Recorded data

......

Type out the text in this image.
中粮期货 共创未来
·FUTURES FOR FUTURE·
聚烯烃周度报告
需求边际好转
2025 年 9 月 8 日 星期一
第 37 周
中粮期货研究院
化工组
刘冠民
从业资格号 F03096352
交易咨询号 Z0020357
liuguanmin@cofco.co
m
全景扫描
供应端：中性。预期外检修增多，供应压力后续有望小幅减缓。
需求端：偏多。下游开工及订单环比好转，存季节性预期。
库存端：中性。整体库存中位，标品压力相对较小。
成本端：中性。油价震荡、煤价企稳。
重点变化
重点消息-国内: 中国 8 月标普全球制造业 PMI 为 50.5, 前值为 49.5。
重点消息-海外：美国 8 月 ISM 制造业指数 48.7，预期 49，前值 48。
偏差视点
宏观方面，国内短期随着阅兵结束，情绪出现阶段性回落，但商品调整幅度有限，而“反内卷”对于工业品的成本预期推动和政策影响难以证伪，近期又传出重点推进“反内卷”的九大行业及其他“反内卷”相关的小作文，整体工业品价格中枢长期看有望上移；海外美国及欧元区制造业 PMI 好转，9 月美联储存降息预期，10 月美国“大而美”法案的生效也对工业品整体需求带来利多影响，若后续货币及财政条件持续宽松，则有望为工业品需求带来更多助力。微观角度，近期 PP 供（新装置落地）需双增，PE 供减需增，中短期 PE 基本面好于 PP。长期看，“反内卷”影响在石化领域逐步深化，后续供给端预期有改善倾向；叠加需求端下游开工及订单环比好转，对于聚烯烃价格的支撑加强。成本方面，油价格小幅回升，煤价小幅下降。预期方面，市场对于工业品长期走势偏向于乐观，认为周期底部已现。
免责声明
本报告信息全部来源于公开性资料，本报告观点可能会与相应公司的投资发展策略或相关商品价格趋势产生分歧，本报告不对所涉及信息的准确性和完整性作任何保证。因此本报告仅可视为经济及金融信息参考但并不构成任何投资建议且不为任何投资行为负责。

......

**Written request:**
Give back the whole listing, word for word.

**Reply to the task:**
Type out the text in this image.
中粮期货 共创未来
·FUTURES FOR FUTURE·
聚烯烃周度报告
需求边际好转
2025 年 9 月 8 日 星期一
第 37 周
中粮期货研究院
化工组
刘冠民
从业资格号 F03096352
交易咨询号 Z0020357
liuguanmin@cofco.co
m
全景扫描
供应端：中性。预期外检修增多，供应压力后续有望小幅减缓。
需求端：偏多。下游开工及订单环比好转，存季节性预期。
库存端：中性。整体库存中位，标品压力相对较小。
成本端：中性。油价震荡、煤价企稳。
重点变化
重点消息-国内: 中国 8 月标普全球制造业 PMI 为 50.5, 前值为 49.5。
重点消息-海外：美国 8 月 ISM 制造业指数 48.7，预期 49，前值 48。
偏差视点
宏观方面，国内短期随着阅兵结束，情绪出现阶段性回落，但商品调整幅度有限，而“反内卷”对于工业品的成本预期推动和政策影响难以证伪，近期又传出重点推进“反内卷”的九大行业及其他“反内卷”相关的小作文，整体工业品价格中枢长期看有望上移；海外美国及欧元区制造业 PMI 好转，9 月美联储存降息预期，10 月美国“大而美”法案的生效也对工业品整体需求带来利多影响，若后续货币及财政条件持续宽松，则有望为工业品需求带来更多助力。微观角度，近期 PP 供（新装置落地）需双增，PE 供减需增，中短期 PE 基本面好于 PP。长期看，“反内卷”影响在石化领域逐步深化，后续供给端预期有改善倾向；叠加需求端下游开工及订单环比好转，对于聚烯烃价格的支撑加强。成本方面，油价格小幅回升，煤价小幅下降。预期方面，市场对于工业品长期走势偏向于乐观，认为周期底部已现。
免责声明
本报告信息全部来源于公开性资料，本报告观点可能会与相应公司的投资发展策略或相关商品价格趋势产生分歧，本报告不对所涉及信息的准确性和完整性作任何保证。因此本报告仅可视为经济及金融信息参考但并不构成任何投资建议且不为任何投资行为负责。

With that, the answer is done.